How many lines in the data below include the word "Provinz"? State the number alone.

[DATA FOR PROCESSING]

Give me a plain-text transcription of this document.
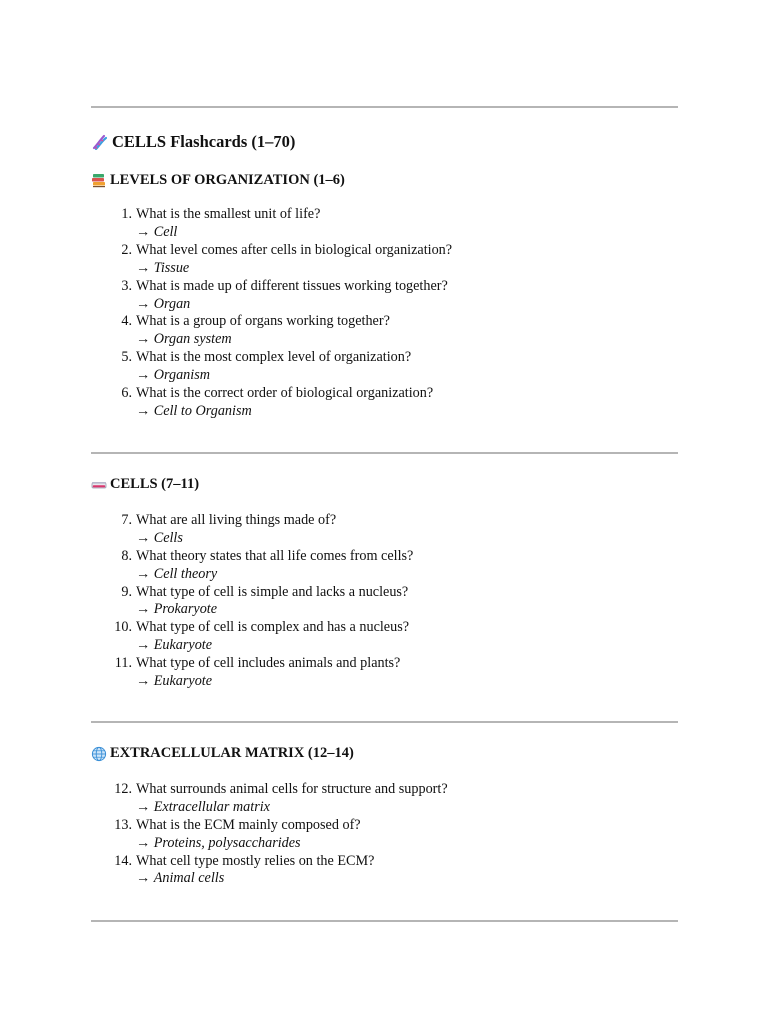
CELLS Flashcards (1–70)
LEVELS OF ORGANIZATION (1–6)
1. What is the smallest unit of life?
→ Cell
2. What level comes after cells in biological organization?
→ Tissue
3. What is made up of different tissues working together?
→ Organ
4. What is a group of organs working together?
→ Organ system
5. What is the most complex level of organization?
→ Organism
6. What is the correct order of biological organization?
→ Cell to Organism
CELLS (7–11)
7. What are all living things made of?
→ Cells
8. What theory states that all life comes from cells?
→ Cell theory
9. What type of cell is simple and lacks a nucleus?
→ Prokaryote
10. What type of cell is complex and has a nucleus?
→ Eukaryote
11. What type of cell includes animals and plants?
→ Eukaryote
EXTRACELLULAR MATRIX (12–14)
12. What surrounds animal cells for structure and support?
→ Extracellular matrix
13. What is the ECM mainly composed of?
→ Proteins, polysaccharides
14. What cell type mostly relies on the ECM?
→ Animal cells
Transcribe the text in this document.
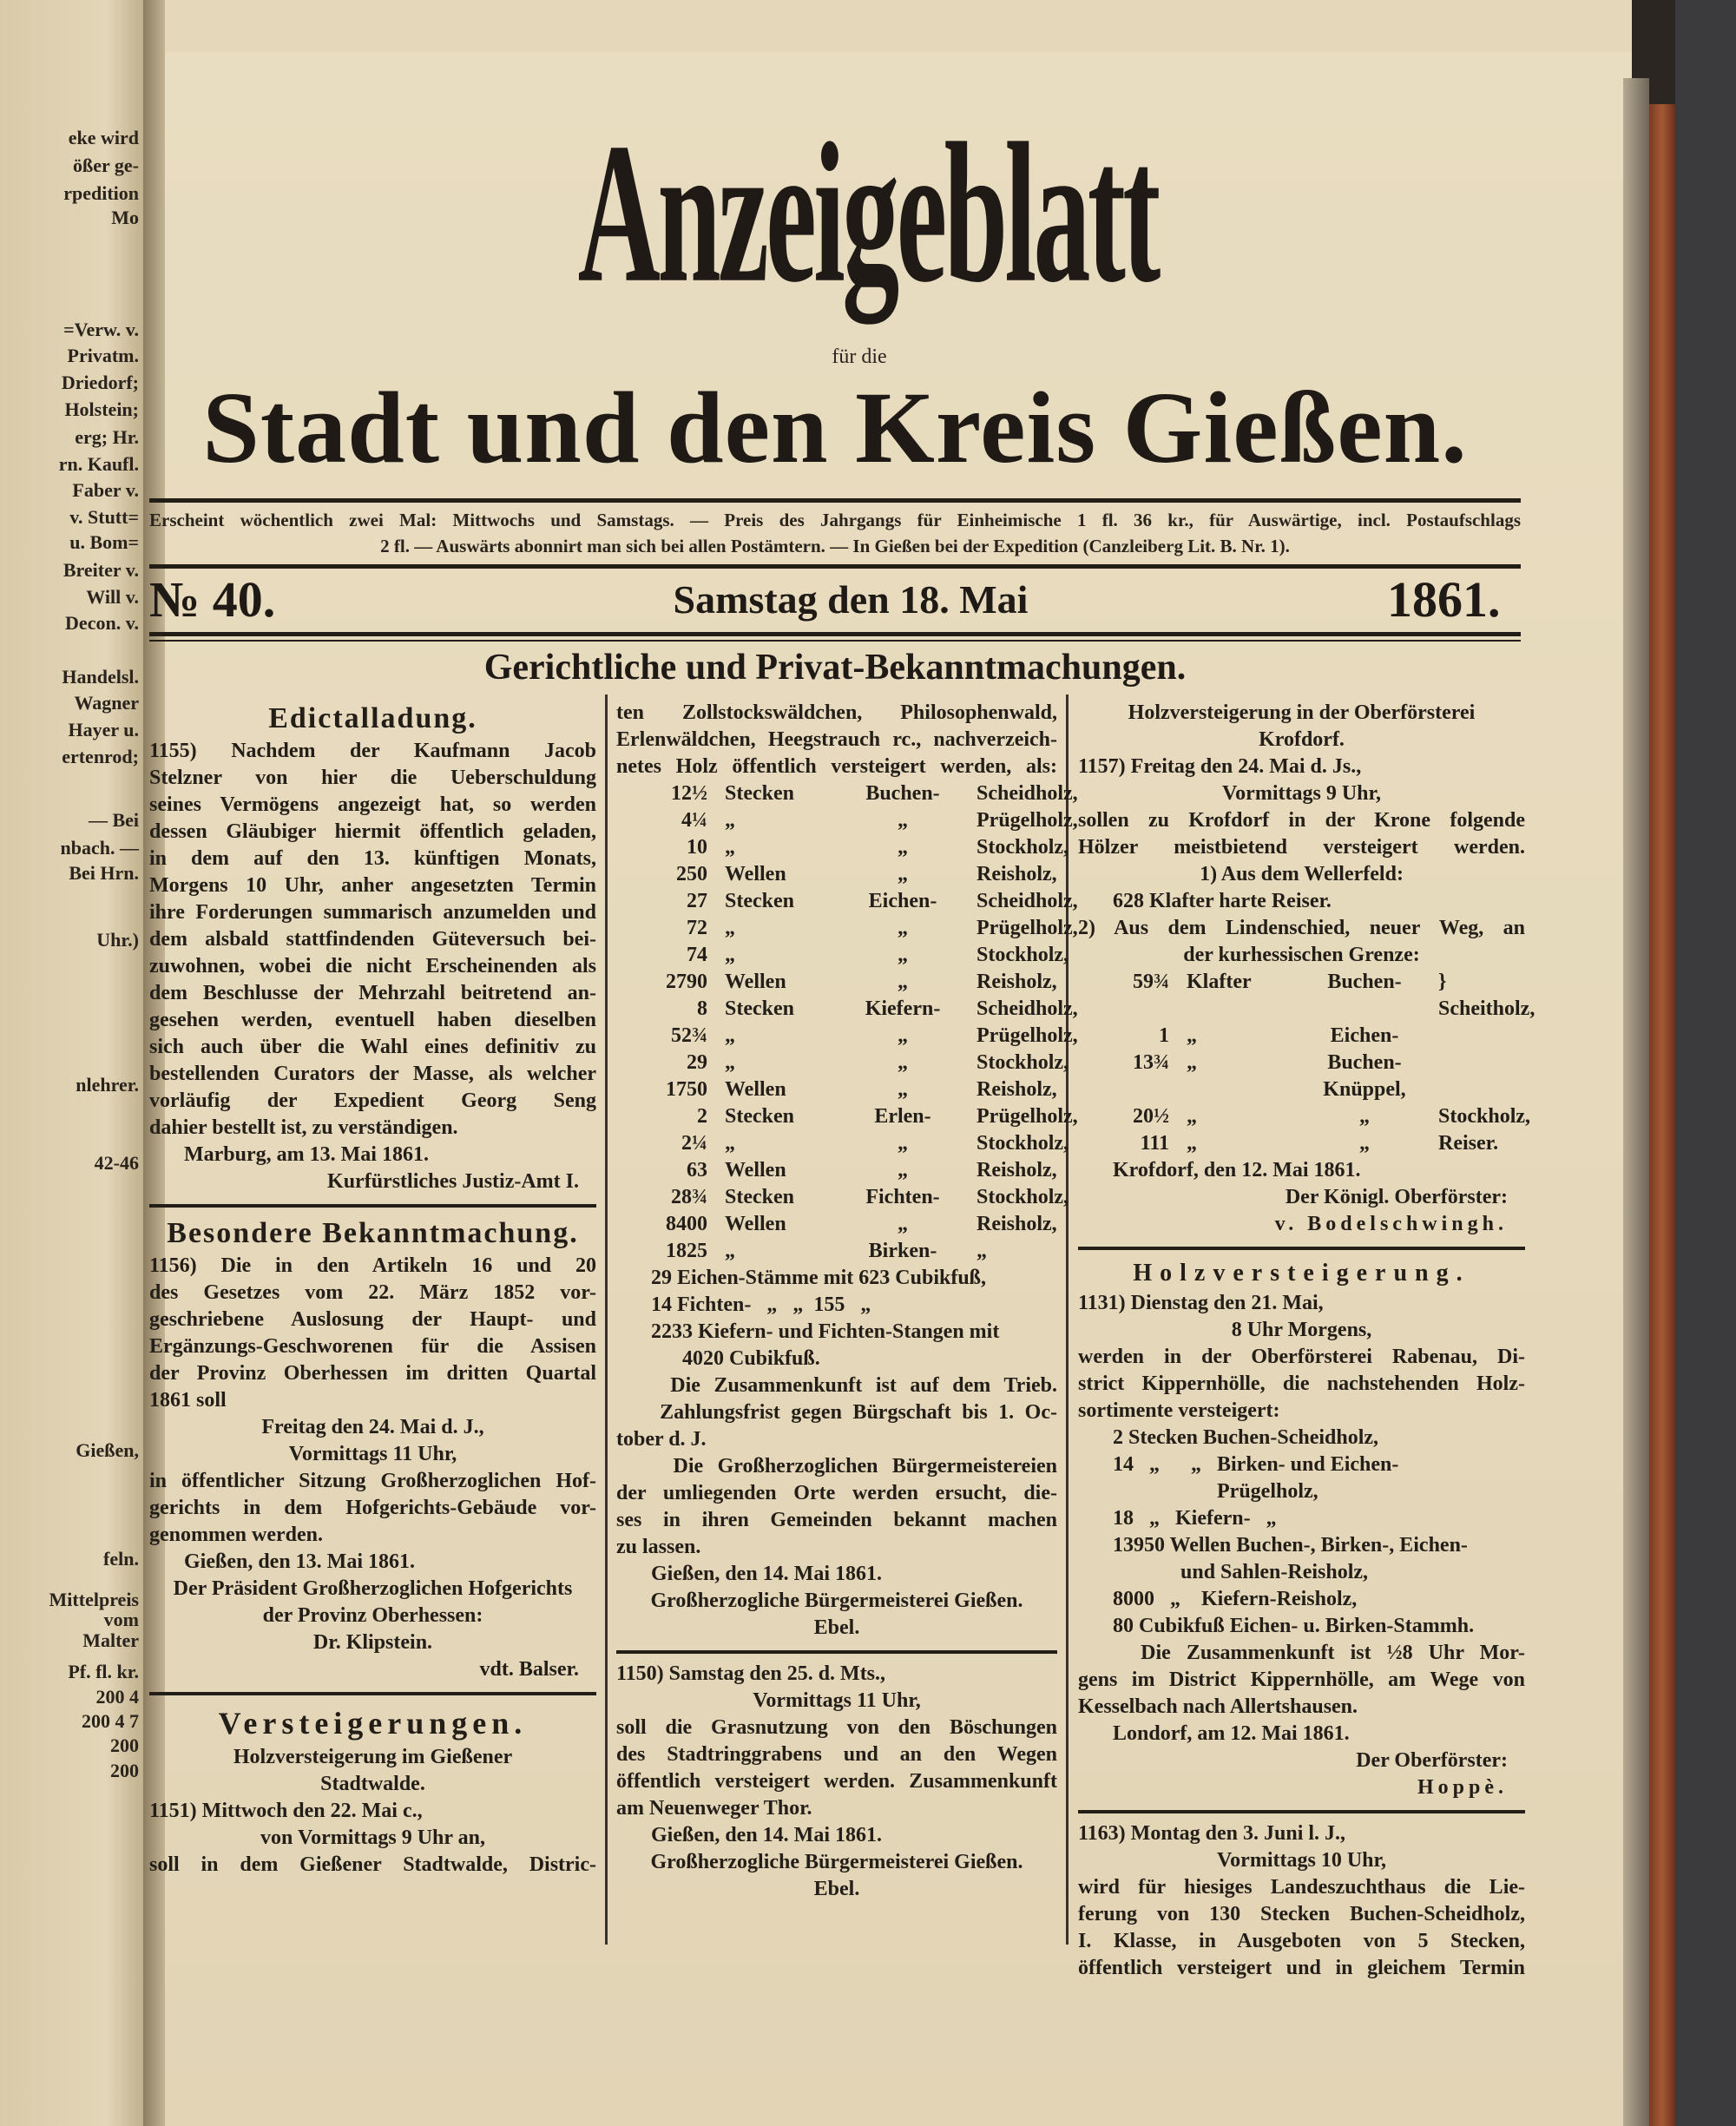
eke wird
ößer ge-
rpedition
Mo
=Verw. v.
Privatm.
Driedorf;
Holstein;
erg; Hr.
rn. Kaufl.
Faber v.
v. Stutt=
u. Bom=
Breiter v.
Will v.
Decon. v.
Handelsl.
Wagner
Hayer u.
ertenrod;
— Bei
nbach. —
Bei Hrn.
Uhr.)
nlehrer.
42-46
Gießen,
feln.
Mittelpreis
vom
Malter
Pf. fl. kr.
200 4
200 4 7
200
200
Anzeigeblatt
für die
Stadt und den Kreis Gießen.
Erscheint wöchentlich zwei Mal: Mittwochs und Samstags. — Preis des Jahrgangs für Einheimische 1 fl. 36 kr., für Auswärtige, incl. Postaufschlags
2 fl. — Auswärts abonnirt man sich bei allen Postämtern. — In Gießen bei der Expedition (Canzleiberg Lit. B. Nr. 1).
№ 40.	Samstag den 18. Mai	1861.
Gerichtliche und Privat-Bekanntmachungen.
Edictalladung.
1155) Nachdem der Kaufmann Jacob
Stelzner von hier die Ueberschuldung
seines Vermögens angezeigt hat, so werden
dessen Gläubiger hiermit öffentlich geladen,
in dem auf den 13. künftigen Monats,
Morgens 10 Uhr, anher angesetzten Termin
ihre Forderungen summarisch anzumelden und
dem alsbald stattfindenden Güteversuch bei-
zuwohnen, wobei die nicht Erscheinenden als
dem Beschlusse der Mehrzahl beitretend an-
gesehen werden, eventuell haben dieselben
sich auch über die Wahl eines definitiv zu
bestellenden Curators der Masse, als welcher
vorläufig der Expedient Georg Seng
dahier bestellt ist, zu verständigen.
Marburg, am 13. Mai 1861.
Kurfürstliches Justiz-Amt I.
Besondere Bekanntmachung.
1156) Die in den Artikeln 16 und 20
des Gesetzes vom 22. März 1852 vor-
geschriebene Auslosung der Haupt- und
Ergänzungs-Geschworenen für die Assisen
der Provinz Oberhessen im dritten Quartal
1861 soll
Freitag den 24. Mai d. J.,
Vormittags 11 Uhr,
in öffentlicher Sitzung Großherzoglichen Hof-
gerichts in dem Hofgerichts-Gebäude vor-
genommen werden.
Gießen, den 13. Mai 1861.
Der Präsident Großherzoglichen Hofgerichts
der Provinz Oberhessen:
Dr. Klipstein.
vdt. Balser.
Versteigerungen.
Holzversteigerung im Gießener
Stadtwalde.
1151) Mittwoch den 22. Mai c.,
von Vormittags 9 Uhr an,
soll in dem Gießener Stadtwalde, Distric-

ten Zollstockswäldchen, Philosophenwald,
Erlenwäldchen, Heegstrauch rc., nachverzeich-
netes Holz öffentlich versteigert werden, als:
12½ Stecken	Buchen-	Scheidholz,
4¼ „	„	Prügelholz,
10 „	„	Stockholz,
250 Wellen	„	Reisholz,
27 Stecken	Eichen-	Scheidholz,
72 „	„	Prügelholz,
74 „	„	Stockholz,
2790 Wellen	„	Reisholz,
8 Stecken	Kiefern-	Scheidholz,
52¾ „	„	Prügelholz,
29 „	„	Stockholz,
1750 Wellen	„	Reisholz,
2 Stecken	Erlen-	Prügelholz,
2¼ „	„	Stockholz,
63 Wellen	„	Reisholz,
28¾ Stecken	Fichten-	Stockholz,
8400 Wellen	„	Reisholz,
1825 „	Birken-	„
29 Eichen-Stämme mit 623 Cubikfuß,
14 Fichten-   „   „  155   „
2233 Kiefern- und Fichten-Stangen mit
4020 Cubikfuß.
Die Zusammenkunft ist auf dem Trieb.
Zahlungsfrist gegen Bürgschaft bis 1. Oc-
tober d. J.
Die Großherzoglichen Bürgermeistereien
der umliegenden Orte werden ersucht, die-
ses in ihren Gemeinden bekannt machen
zu lassen.
Gießen, den 14. Mai 1861.
Großherzogliche Bürgermeisterei Gießen.
Ebel.
1150) Samstag den 25. d. Mts.,
Vormittags 11 Uhr,
soll die Grasnutzung von den Böschungen
des Stadtringgrabens und an den Wegen
öffentlich versteigert werden. Zusammenkunft
am Neuenweger Thor.
Gießen, den 14. Mai 1861.
Großherzogliche Bürgermeisterei Gießen.
Ebel.
Holzversteigerung in der Oberförsterei
Krofdorf.
1157) Freitag den 24. Mai d. Js.,
Vormittags 9 Uhr,
sollen zu Krofdorf in der Krone folgende
Hölzer meistbietend versteigert werden.
1) Aus dem Wellerfeld:
628 Klafter harte Reiser.
2) Aus dem Lindenschied, neuer Weg, an
der kurhessischen Grenze:
59¾ Klafter	Buchen-	} Scheitholz,
1 „	Eichen-
13¾ „	Buchen-Knüppel,
20½ „	„	Stockholz,
111 „	„	Reiser.
Krofdorf, den 12. Mai 1861.
Der Königl. Oberförster:
v. Bodelschwingh.
Holzversteigerung.
1131) Dienstag den 21. Mai,
8 Uhr Morgens,
werden in der Oberförsterei Rabenau, Di-
strict Kippernhölle, die nachstehenden Holz-
sortimente versteigert:
2 Stecken Buchen-Scheidholz,
14   „      „   Birken- und Eichen-
Prügelholz,
18   „   Kiefern-   „
13950 Wellen Buchen-, Birken-, Eichen-
und Sahlen-Reisholz,
8000   „    Kiefern-Reisholz,
80 Cubikfuß Eichen- u. Birken-Stammh.
Die Zusammenkunft ist ½8 Uhr Mor-
gens im District Kippernhölle, am Wege von
Kesselbach nach Allertshausen.
Londorf, am 12. Mai 1861.
Der Oberförster:
Hoppè.
1163) Montag den 3. Juni l. J.,
Vormittags 10 Uhr,
wird für hiesiges Landeszuchthaus die Lie-
ferung von 130 Stecken Buchen-Scheidholz,
I. Klasse, in Ausgeboten von 5 Stecken,
öffentlich versteigert und in gleichem Termin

[/DATA FOR PROCESSING]

● **RESPONSE**
2